■ Task details
Locate every line in the material below that has the word "earnings". Copy each of those lines.

Stored records

---*---

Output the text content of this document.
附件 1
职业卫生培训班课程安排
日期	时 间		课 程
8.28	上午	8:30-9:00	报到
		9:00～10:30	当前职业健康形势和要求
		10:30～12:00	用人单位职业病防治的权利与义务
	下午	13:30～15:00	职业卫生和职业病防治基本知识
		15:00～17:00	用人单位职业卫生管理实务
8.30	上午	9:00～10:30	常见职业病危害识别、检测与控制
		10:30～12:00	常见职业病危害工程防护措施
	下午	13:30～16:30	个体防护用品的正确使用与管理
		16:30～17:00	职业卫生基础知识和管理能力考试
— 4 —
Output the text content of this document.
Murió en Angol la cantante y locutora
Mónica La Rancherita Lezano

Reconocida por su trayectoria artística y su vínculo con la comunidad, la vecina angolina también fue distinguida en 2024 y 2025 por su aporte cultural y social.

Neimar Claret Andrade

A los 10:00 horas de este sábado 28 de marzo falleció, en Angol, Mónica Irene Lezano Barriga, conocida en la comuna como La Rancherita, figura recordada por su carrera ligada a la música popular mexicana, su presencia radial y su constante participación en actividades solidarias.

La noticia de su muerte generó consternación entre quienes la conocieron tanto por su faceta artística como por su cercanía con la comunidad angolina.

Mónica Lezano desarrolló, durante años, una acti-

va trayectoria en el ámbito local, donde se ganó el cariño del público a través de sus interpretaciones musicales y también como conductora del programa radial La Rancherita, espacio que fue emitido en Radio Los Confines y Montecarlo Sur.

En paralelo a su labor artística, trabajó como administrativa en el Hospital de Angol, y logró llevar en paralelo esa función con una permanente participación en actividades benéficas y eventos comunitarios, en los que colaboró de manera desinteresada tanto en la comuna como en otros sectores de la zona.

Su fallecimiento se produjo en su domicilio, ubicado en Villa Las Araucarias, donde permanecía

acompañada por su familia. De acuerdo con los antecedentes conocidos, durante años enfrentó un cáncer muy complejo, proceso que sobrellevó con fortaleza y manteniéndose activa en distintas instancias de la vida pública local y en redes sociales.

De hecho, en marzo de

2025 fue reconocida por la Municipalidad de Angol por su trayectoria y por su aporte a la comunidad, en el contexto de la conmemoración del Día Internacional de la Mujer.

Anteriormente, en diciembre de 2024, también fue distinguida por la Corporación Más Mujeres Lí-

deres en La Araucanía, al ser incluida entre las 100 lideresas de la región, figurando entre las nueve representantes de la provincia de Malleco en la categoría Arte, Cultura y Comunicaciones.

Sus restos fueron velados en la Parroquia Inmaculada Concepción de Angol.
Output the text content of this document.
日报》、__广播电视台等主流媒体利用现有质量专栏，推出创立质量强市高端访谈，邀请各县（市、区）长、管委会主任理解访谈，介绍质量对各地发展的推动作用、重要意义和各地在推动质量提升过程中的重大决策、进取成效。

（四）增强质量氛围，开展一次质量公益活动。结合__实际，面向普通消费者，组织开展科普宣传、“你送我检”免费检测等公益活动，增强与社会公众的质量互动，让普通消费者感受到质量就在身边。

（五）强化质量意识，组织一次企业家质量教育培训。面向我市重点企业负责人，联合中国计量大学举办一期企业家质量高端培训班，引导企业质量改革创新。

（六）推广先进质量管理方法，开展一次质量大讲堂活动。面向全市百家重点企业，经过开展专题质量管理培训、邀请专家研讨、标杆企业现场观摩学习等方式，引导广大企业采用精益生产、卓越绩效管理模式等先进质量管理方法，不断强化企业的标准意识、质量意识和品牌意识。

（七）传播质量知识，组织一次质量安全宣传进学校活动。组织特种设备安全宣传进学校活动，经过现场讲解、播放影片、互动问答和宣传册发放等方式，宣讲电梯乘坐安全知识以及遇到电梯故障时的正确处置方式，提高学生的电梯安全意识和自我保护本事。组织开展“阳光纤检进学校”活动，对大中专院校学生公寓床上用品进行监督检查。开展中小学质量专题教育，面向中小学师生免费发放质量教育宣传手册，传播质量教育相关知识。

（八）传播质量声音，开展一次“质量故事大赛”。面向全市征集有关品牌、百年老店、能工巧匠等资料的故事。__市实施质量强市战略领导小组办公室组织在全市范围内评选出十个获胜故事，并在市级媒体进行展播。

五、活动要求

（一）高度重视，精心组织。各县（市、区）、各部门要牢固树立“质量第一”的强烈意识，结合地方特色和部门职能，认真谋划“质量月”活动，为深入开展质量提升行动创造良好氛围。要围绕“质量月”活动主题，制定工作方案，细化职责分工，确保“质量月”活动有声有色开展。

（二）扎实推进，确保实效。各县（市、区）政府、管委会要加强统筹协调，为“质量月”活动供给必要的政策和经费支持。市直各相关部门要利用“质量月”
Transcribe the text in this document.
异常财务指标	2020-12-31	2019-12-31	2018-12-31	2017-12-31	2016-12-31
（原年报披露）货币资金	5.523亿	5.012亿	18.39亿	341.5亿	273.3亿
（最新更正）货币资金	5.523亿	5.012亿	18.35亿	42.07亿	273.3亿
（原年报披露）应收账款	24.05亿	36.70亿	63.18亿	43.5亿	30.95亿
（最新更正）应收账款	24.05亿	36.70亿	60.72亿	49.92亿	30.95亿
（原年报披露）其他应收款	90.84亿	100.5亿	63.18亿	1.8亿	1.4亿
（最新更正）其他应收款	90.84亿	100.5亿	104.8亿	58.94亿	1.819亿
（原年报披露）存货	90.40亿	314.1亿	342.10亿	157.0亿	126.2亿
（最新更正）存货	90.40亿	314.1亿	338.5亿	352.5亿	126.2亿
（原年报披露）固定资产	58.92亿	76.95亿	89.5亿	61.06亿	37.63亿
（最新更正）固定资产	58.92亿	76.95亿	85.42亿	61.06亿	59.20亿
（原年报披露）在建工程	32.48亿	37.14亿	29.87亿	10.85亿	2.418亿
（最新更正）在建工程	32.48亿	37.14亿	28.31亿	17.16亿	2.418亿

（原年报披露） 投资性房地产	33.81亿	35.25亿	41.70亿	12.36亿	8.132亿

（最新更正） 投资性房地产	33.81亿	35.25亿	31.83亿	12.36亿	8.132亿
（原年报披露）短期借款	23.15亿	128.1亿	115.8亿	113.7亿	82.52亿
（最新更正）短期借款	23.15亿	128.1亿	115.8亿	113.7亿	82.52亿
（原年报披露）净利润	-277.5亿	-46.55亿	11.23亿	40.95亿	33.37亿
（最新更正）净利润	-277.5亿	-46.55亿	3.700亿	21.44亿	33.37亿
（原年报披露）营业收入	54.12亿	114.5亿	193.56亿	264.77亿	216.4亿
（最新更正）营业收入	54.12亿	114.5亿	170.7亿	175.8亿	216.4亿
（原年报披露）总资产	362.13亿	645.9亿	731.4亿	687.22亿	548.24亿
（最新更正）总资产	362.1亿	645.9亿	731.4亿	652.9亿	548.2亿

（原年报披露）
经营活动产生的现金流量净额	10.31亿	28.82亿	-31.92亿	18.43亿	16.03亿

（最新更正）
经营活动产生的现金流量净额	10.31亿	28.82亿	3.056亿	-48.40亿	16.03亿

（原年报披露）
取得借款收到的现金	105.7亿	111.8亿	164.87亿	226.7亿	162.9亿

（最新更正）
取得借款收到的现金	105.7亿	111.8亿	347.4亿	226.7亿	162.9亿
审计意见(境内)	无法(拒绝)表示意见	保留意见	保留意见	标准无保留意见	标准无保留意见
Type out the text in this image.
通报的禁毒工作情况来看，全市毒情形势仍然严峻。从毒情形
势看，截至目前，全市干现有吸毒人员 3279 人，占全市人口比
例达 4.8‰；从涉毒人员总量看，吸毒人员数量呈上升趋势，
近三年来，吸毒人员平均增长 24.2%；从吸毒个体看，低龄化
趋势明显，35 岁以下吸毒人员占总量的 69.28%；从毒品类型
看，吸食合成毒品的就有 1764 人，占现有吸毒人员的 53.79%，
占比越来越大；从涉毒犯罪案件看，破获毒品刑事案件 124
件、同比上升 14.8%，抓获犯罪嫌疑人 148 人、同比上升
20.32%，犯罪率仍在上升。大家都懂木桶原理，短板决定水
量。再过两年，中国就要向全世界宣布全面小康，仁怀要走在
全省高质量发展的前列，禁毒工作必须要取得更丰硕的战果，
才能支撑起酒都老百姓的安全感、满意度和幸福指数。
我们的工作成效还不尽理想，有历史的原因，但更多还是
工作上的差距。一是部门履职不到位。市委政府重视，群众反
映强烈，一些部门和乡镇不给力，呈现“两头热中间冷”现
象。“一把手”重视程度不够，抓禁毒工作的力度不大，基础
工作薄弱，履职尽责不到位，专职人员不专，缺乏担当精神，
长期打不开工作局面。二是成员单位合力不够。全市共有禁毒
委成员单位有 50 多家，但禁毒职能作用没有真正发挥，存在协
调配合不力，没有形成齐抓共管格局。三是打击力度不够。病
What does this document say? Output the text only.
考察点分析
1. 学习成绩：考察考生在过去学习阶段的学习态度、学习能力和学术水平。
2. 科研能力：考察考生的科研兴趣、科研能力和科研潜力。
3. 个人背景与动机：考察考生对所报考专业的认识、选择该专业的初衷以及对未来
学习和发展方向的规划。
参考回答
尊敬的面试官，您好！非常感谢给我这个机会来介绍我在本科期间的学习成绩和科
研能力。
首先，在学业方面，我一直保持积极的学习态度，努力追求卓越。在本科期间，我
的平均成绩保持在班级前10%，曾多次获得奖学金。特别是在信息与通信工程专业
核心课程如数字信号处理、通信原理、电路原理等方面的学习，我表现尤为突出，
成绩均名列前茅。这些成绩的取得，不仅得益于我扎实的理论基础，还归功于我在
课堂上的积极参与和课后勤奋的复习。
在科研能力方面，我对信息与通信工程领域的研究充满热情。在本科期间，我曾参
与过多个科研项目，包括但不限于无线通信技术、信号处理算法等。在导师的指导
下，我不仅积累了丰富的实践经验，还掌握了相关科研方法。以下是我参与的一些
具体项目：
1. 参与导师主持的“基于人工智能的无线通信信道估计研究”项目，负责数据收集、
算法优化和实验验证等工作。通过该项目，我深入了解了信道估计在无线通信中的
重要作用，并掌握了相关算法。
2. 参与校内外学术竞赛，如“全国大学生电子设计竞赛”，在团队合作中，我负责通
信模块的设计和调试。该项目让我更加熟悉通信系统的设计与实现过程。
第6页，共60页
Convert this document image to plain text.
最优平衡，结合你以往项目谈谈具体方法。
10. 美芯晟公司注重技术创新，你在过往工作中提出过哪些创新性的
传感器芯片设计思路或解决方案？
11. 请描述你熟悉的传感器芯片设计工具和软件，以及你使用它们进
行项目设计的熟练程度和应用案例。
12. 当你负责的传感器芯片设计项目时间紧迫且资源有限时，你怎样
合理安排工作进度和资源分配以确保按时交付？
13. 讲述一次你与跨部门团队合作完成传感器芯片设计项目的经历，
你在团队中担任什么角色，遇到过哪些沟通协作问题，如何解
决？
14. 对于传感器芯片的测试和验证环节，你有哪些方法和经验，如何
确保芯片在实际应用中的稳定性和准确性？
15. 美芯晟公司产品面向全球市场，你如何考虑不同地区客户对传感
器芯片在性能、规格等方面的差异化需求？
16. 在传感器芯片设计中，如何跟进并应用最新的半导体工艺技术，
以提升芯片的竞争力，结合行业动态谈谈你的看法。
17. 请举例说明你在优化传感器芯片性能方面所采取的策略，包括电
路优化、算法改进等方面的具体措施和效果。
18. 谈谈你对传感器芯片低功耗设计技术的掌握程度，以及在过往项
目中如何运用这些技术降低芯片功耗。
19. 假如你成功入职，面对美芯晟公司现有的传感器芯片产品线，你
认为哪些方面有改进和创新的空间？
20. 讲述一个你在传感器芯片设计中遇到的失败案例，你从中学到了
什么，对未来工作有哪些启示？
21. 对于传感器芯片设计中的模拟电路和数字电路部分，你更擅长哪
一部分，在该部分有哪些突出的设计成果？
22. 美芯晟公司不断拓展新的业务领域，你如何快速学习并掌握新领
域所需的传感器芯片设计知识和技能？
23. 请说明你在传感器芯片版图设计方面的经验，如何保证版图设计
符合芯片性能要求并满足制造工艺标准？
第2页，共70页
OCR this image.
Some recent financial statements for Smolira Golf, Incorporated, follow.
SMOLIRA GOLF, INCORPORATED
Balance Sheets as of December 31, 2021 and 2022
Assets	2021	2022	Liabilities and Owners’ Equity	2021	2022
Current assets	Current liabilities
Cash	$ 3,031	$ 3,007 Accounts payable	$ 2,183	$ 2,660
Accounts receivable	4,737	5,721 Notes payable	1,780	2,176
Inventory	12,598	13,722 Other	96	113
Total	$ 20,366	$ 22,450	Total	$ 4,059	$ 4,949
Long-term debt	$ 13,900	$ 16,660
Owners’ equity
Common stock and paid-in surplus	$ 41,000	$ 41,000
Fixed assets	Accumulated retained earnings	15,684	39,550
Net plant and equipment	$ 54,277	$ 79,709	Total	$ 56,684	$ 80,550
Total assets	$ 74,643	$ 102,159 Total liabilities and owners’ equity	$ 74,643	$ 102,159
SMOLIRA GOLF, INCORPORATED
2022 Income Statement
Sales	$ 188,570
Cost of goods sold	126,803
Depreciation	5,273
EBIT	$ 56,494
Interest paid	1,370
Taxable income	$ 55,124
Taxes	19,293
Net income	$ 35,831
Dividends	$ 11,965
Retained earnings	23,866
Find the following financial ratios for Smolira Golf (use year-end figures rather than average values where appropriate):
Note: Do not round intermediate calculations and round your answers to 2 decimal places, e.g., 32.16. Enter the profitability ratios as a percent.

---*---

■ Completed exercise
Fixed assets	Accumulated retained earnings	15,684	39,550
Retained earnings	23,866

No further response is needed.